**** Records supplied ****
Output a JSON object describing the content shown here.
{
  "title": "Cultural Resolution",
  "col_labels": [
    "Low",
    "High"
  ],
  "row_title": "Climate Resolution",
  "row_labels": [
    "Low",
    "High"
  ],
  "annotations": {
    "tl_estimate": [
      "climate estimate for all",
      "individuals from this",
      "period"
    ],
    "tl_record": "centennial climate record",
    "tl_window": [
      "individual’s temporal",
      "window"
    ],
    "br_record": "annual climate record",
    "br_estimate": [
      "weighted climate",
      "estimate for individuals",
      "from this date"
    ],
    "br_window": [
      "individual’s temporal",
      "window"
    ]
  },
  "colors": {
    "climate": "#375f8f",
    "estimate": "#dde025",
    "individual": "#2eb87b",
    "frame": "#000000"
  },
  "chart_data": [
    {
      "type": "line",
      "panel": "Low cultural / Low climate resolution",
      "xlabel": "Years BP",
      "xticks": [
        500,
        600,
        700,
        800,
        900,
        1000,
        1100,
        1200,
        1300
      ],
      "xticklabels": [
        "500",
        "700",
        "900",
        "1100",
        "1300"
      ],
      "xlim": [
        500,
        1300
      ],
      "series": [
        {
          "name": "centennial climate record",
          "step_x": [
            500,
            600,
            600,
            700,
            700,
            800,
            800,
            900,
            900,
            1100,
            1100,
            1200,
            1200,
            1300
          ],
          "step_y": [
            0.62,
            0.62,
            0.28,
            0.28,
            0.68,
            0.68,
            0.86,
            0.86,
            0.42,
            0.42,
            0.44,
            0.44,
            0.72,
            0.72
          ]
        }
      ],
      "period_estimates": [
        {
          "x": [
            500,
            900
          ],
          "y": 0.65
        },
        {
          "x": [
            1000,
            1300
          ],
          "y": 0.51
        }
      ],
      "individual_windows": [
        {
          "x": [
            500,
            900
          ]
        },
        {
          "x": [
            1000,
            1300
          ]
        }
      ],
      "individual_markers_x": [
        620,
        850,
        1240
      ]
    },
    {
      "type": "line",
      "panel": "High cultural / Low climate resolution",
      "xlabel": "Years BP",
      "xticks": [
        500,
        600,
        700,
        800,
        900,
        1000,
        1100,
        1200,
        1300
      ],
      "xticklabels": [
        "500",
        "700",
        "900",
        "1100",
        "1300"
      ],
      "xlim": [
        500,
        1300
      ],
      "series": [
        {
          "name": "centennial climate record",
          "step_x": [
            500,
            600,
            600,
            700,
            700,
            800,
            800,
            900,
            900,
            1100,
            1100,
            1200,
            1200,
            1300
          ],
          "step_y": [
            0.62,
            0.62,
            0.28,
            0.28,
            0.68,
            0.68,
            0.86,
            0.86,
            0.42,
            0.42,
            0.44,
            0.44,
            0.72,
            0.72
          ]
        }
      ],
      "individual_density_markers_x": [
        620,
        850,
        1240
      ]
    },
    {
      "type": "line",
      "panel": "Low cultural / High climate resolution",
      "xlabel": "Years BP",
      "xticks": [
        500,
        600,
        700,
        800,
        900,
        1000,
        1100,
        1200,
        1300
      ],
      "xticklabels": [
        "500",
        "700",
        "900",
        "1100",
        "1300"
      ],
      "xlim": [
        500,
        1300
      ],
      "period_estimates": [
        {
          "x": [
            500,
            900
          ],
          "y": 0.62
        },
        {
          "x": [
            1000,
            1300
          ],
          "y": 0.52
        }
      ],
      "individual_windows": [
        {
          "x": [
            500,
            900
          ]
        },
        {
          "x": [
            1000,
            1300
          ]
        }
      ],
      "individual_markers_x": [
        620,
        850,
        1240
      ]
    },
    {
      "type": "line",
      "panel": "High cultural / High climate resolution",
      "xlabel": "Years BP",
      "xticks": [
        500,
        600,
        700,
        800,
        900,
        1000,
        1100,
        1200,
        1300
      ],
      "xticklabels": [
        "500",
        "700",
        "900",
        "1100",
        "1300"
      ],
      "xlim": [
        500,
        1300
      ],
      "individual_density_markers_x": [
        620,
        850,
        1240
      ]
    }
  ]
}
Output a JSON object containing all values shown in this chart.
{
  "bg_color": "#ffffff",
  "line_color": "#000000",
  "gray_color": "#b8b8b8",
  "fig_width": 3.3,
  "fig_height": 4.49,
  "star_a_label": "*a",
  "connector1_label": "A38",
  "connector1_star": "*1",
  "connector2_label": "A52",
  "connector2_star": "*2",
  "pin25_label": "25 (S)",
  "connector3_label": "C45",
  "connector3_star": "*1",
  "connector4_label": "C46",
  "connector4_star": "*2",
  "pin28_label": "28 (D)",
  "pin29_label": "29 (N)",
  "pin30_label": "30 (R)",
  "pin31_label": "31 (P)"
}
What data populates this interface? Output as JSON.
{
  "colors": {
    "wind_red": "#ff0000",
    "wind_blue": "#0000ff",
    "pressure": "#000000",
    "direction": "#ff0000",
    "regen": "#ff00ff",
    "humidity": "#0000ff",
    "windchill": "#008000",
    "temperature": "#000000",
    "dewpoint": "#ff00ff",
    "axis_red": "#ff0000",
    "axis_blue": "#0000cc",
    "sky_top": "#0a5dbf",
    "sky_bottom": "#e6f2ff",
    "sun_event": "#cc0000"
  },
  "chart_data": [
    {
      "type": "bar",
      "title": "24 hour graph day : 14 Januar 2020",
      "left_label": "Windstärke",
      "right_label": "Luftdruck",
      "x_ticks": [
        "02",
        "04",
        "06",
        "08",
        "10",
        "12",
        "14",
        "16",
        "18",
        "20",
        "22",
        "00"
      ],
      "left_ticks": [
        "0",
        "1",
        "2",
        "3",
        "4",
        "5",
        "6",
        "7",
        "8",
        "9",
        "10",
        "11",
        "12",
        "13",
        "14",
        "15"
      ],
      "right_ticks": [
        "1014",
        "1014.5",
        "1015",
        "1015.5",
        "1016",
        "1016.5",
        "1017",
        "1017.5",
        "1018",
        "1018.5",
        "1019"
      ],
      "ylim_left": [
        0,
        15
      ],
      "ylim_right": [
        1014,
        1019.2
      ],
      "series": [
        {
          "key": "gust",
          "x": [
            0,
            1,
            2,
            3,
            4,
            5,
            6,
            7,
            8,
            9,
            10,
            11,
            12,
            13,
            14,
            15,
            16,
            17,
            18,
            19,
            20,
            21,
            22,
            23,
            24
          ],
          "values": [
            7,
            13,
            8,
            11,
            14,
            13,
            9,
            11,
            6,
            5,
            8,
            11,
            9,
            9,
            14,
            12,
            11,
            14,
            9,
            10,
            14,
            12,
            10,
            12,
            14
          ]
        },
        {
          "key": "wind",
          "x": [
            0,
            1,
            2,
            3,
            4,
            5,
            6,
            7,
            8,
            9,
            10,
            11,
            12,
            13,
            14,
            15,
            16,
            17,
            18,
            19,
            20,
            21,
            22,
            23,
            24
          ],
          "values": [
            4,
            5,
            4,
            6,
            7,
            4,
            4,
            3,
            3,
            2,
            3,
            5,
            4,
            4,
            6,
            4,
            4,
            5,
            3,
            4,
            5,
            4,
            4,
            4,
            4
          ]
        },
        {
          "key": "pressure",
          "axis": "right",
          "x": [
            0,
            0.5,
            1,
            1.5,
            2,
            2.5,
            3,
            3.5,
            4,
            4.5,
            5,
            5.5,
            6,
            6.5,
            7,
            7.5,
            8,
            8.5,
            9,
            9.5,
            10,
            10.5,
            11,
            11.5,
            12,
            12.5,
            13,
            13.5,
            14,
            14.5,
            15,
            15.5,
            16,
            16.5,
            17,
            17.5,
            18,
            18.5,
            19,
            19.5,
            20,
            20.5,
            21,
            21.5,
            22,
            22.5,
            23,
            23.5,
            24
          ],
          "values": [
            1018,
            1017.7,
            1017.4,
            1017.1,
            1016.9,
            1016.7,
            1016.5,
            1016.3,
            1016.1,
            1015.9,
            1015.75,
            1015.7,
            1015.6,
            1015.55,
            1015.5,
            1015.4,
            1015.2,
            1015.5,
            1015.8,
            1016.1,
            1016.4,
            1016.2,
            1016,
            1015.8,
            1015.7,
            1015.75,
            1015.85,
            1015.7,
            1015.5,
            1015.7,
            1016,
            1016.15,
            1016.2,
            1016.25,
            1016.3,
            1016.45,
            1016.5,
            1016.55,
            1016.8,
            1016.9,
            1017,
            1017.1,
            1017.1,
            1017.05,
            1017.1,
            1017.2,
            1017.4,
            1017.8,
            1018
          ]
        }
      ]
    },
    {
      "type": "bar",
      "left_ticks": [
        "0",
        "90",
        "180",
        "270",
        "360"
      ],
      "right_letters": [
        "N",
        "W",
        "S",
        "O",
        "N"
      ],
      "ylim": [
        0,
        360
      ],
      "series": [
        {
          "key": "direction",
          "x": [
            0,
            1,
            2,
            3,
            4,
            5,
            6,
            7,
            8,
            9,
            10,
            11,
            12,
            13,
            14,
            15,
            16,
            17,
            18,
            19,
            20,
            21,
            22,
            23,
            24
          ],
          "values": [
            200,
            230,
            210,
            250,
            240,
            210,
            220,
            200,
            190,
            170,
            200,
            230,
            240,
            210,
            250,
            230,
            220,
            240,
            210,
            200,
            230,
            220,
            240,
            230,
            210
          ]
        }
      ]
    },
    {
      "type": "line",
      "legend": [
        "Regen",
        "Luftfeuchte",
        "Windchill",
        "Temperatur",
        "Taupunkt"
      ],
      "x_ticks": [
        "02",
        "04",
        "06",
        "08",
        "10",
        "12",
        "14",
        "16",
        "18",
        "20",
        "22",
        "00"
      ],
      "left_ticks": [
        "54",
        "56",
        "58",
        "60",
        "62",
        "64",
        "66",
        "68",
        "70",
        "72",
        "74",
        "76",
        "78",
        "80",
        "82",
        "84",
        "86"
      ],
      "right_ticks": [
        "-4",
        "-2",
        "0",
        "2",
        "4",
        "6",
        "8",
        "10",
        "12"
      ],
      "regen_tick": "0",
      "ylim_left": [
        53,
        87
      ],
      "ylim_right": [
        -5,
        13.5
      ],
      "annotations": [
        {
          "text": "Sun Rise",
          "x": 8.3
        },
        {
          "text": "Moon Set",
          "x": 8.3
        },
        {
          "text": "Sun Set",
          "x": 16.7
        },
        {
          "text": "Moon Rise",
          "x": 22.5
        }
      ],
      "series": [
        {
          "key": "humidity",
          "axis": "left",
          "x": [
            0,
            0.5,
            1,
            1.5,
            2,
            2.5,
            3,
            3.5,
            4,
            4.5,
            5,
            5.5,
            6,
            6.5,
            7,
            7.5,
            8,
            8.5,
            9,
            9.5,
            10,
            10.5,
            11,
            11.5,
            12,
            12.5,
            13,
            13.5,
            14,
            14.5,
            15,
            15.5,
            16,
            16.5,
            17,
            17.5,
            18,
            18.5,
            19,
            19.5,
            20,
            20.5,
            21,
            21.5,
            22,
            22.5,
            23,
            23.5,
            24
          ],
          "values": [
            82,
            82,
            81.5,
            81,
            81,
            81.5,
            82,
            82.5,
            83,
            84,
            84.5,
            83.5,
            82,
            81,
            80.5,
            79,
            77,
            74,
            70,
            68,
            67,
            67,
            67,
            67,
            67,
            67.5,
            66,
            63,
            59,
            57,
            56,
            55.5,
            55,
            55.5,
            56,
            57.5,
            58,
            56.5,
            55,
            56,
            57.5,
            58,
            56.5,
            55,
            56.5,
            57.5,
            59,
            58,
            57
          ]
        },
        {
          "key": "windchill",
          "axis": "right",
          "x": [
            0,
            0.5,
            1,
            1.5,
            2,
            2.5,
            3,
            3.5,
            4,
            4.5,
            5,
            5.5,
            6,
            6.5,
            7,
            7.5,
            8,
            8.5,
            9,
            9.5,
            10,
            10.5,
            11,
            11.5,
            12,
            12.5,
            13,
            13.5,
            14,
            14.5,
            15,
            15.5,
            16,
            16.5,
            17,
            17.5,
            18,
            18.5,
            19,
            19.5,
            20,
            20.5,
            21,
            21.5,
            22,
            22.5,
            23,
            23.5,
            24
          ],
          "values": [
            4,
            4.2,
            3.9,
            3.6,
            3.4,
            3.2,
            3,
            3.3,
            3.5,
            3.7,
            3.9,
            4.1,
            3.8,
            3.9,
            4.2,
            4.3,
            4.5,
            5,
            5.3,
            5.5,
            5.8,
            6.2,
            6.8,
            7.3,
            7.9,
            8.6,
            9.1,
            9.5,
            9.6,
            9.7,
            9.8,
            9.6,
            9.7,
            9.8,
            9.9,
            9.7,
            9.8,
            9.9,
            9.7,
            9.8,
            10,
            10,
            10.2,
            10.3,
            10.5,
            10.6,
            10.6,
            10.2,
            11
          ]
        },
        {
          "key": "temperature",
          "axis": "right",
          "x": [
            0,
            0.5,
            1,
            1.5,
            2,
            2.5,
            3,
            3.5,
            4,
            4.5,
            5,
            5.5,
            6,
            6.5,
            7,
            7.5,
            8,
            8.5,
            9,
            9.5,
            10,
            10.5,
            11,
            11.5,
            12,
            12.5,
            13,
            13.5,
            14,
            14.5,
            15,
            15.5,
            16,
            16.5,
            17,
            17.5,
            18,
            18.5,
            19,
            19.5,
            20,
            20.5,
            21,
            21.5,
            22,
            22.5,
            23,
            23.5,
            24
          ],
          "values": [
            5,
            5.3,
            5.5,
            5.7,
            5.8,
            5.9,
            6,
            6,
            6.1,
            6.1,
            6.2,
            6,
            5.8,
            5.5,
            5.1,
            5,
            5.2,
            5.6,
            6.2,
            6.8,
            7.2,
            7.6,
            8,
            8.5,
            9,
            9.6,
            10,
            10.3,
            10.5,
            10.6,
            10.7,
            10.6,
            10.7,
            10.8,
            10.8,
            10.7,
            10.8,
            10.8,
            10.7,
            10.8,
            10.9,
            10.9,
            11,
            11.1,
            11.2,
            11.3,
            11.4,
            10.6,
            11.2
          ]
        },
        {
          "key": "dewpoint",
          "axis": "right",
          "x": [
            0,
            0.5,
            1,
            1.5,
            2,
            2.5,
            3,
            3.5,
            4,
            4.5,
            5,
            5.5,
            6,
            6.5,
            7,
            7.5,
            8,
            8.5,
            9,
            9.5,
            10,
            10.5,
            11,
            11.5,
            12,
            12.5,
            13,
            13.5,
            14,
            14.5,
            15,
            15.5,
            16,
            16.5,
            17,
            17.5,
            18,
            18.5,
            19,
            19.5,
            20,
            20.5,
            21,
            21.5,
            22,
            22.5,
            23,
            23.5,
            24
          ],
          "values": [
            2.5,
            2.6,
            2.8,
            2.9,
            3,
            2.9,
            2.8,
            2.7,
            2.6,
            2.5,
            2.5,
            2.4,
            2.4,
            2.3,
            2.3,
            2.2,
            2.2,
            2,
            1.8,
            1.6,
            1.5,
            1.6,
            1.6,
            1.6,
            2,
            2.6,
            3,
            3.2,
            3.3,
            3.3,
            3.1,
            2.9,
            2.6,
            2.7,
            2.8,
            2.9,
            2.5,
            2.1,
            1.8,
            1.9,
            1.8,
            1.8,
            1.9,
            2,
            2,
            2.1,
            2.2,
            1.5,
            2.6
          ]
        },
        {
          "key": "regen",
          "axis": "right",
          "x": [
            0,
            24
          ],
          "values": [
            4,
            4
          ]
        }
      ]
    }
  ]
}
****
- [What the task requires]:
Work out the count of lines containing the word "panel", then write only that count.

- [The response]:
4